Lines where the string "page" appears are to be copied from the entries below.

(Beginning of STUDY MATERIAL)

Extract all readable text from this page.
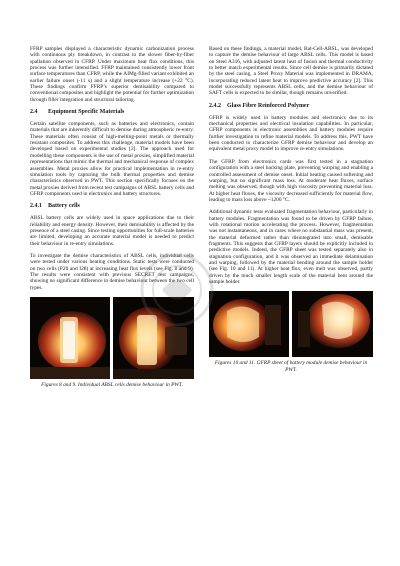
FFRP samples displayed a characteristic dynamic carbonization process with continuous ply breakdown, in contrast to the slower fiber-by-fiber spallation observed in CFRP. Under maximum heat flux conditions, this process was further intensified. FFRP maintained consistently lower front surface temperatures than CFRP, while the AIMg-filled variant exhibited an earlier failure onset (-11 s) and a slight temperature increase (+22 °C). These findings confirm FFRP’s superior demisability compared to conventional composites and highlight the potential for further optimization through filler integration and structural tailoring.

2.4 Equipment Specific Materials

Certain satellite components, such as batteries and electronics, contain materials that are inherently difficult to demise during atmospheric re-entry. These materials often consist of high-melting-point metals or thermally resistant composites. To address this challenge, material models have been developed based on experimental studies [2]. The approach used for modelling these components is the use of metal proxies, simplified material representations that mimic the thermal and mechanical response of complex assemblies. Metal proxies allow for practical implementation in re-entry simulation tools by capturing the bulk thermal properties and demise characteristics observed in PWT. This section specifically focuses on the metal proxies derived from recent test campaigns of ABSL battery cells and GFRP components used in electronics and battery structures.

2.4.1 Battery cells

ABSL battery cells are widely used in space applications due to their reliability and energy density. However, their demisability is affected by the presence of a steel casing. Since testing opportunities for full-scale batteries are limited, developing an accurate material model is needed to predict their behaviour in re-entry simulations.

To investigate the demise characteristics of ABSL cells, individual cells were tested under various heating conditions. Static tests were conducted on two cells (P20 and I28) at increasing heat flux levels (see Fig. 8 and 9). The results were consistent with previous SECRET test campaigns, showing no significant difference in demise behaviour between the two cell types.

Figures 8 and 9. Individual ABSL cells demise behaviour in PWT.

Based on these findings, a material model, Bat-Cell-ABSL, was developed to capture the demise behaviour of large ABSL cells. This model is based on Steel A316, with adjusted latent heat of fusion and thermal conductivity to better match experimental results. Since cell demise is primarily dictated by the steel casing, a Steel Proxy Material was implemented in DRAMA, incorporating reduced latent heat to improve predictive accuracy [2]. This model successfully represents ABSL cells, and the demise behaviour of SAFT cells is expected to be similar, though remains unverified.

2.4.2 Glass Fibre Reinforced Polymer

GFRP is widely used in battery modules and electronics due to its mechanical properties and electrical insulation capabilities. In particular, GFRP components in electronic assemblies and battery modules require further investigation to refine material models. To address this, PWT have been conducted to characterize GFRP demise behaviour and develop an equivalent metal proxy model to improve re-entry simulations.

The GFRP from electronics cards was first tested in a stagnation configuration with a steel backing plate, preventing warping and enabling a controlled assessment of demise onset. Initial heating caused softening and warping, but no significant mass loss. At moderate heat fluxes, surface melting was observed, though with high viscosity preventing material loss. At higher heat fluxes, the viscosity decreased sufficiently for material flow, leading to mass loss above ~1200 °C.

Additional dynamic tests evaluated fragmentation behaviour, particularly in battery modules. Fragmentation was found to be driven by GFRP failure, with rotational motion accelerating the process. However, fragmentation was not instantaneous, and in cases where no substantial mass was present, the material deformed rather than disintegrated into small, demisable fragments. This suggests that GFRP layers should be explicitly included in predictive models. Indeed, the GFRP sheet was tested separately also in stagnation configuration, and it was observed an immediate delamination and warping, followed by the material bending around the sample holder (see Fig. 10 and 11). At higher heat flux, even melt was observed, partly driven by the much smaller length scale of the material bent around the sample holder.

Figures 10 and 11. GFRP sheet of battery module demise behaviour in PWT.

(End of STUDY MATERIAL)
(Beginning of STUDY MATERIAL)

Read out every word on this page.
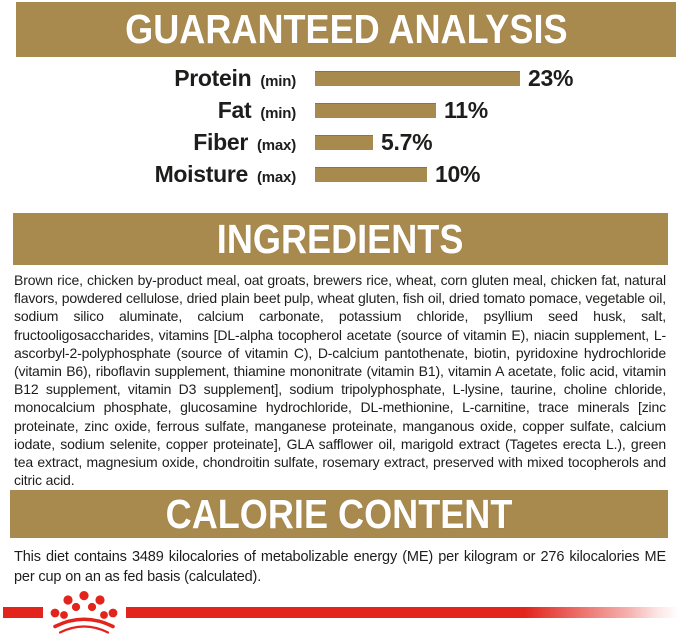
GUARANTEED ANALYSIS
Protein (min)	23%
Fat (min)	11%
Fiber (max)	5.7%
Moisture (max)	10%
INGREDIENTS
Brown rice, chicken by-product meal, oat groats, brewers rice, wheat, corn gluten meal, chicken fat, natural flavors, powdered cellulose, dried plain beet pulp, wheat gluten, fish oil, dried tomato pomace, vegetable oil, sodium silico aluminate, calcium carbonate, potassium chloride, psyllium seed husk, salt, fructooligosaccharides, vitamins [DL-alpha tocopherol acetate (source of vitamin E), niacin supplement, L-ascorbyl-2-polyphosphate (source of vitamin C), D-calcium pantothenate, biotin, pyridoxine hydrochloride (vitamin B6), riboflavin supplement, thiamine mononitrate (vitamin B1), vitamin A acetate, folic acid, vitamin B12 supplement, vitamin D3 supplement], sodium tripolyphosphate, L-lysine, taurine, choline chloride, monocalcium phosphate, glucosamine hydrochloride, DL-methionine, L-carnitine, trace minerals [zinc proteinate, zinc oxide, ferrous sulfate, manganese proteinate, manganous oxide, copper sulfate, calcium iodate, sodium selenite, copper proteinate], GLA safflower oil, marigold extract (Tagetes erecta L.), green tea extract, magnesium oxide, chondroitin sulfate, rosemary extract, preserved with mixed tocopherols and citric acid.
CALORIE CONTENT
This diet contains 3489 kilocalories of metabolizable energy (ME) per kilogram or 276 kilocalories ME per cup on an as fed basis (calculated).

(End of STUDY MATERIAL)

> **SOLUTION FOR THIS TASK**:
Extract all readable text from this page.
Read out every word on this page.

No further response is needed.